- **Metinden bölüm**:
────────────────────
Ankara Bölge İdare Mahkemesi 1. İdari Dava Dairesi 2020/4109 Esas 2020/2184 Karar
Karar Dilini Çevir:

Dairesi: 1. İdari Dava Dairesi
Esas No: 2020/4109
Karar No: 2020/2184
Karar Tarihi: 01.10.2020



(2709 S. K. m. 13, 20, 128, 129, 153) (4045 S. K. m. 1) (5271 S. K. m. 171) (ANY. MAH. 24.07.2019 T. 2018/73 E. 2019/65 K.) (ANY. MAH. 19.02.2020 T. 2018/91 E. 2020/10 K.) (ANY. MAH. 19.02.2020 T. 2018/163 E. 2020/13 K.) (ANY. MAH. 12.12.1989 T. 1989/11 E. 1989/48 K.) (ANY. MAH. 19.12.1989 T. 1989/14 E. 1989/49 K.)
 
İSTEMİN ÖZETİ: Makina ve Kimya Endüstrisi Kurumu'na işçi statüsünde çalışmak için başvuruda bulunan davacı tarafından, mülakatta başarılı olmasına rağmen hakkında yürütülen güvenlik soruşturması ve arşiv araştırmasının olumsuz olduğundan bahisle işbaşı yaptırılmamasına ilişkin 30.01.2019 tarih ve 87347137-902.03-E.18428 sayılı işlemin iptali istemiyle açılan davada; davacı hakkında güvenlik soruşturması ve arşiv araştırması sonucu yapılan tespitlere dayanılarak tesis edilen işlemde hukuka aykırılık bulunmadığı gerekçesiyle davanın reddine ilişkin olarak Ankara 7. İdare Mahkemesi'nce verilen 29/11/2019 gün ve E:2019/627, K:2019/2742 sayılı kararın; hukuka, temel hak ve özgürlüklere aykırı olduğu, verilen kararın Anayasa'ya ve Avrupa İnsan Hakları Sözleşmesi hükümlerine uygun olmadığı, hak ihlali doğurduğu ileri sürülerek kaldırılması istenilmektedir.
 
SAVUNMANIN ÖZETİ: Mahkeme kararında hukuka aykırılık bulunmadığı ileri sürülerek, istinaf isteminin reddi gerektiği savunulmuştur.
────────────────────
- **Eldeki bilgiler**:
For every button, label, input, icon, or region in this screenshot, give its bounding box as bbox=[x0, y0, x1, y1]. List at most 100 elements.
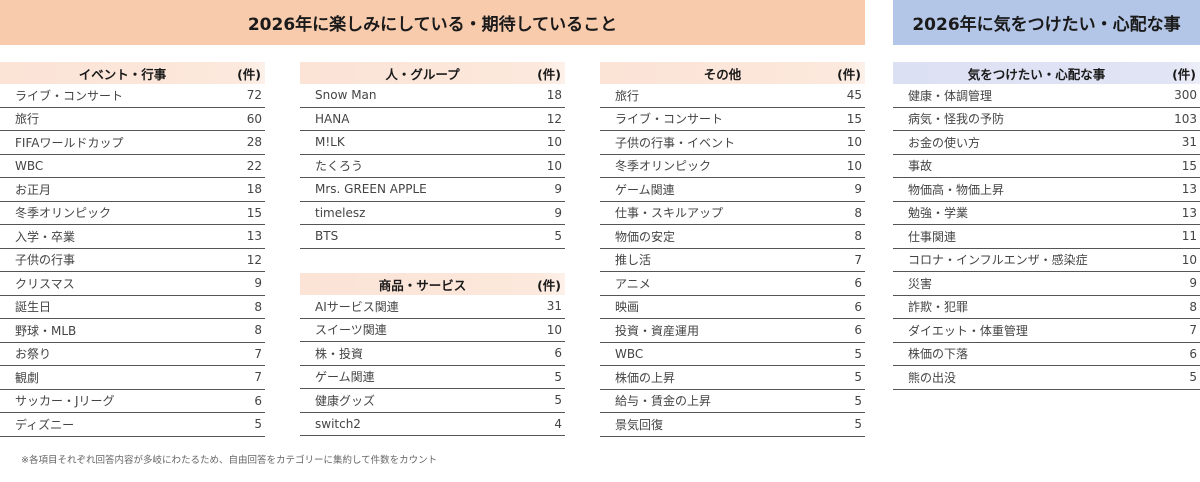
────────────────────
- **Yapılacaklar**:
1 - Mahkeme kararının başındaki parantezlerde "ANY. MAH." diye başlayan her atfın esas numarasını, metindeki sırayla yazın.
2 - Mahkeme kararını son cümlesinden sonra gelecek bölümle sürdürün.

- **Cevaplar**:
1 - 2018/73, 2018/91, 2018/163, 1989/11, 1989/14

2 -
TÜRK MİLLETİ ADINA
 
Karar veren Ankara Bölge İdare Mahkemesi 1. İdari Dava Dairesince, 2577 sayılı Yasanın değişik 45. maddesi uyarınca dava dosyası incelenerek gereği görüşüldü:
 
Dava; Makina ve Kimya Endüstrisi Kurumu'na işçi statüsünde çalışmak için başvuruda bulunan davacı tarafından, mülakatta başarılı olmasına rağmen hakkında yürütülen güvenlik soruşturması ve arşiv araştırmasının olumsuz olduğundan bahisle işbaşı yaptırılmamasına ilişkin 30.01.2019 tarih ve 87347137-902.03-E.18428 sayılı işlemin iptali istemiyle açılmıştır.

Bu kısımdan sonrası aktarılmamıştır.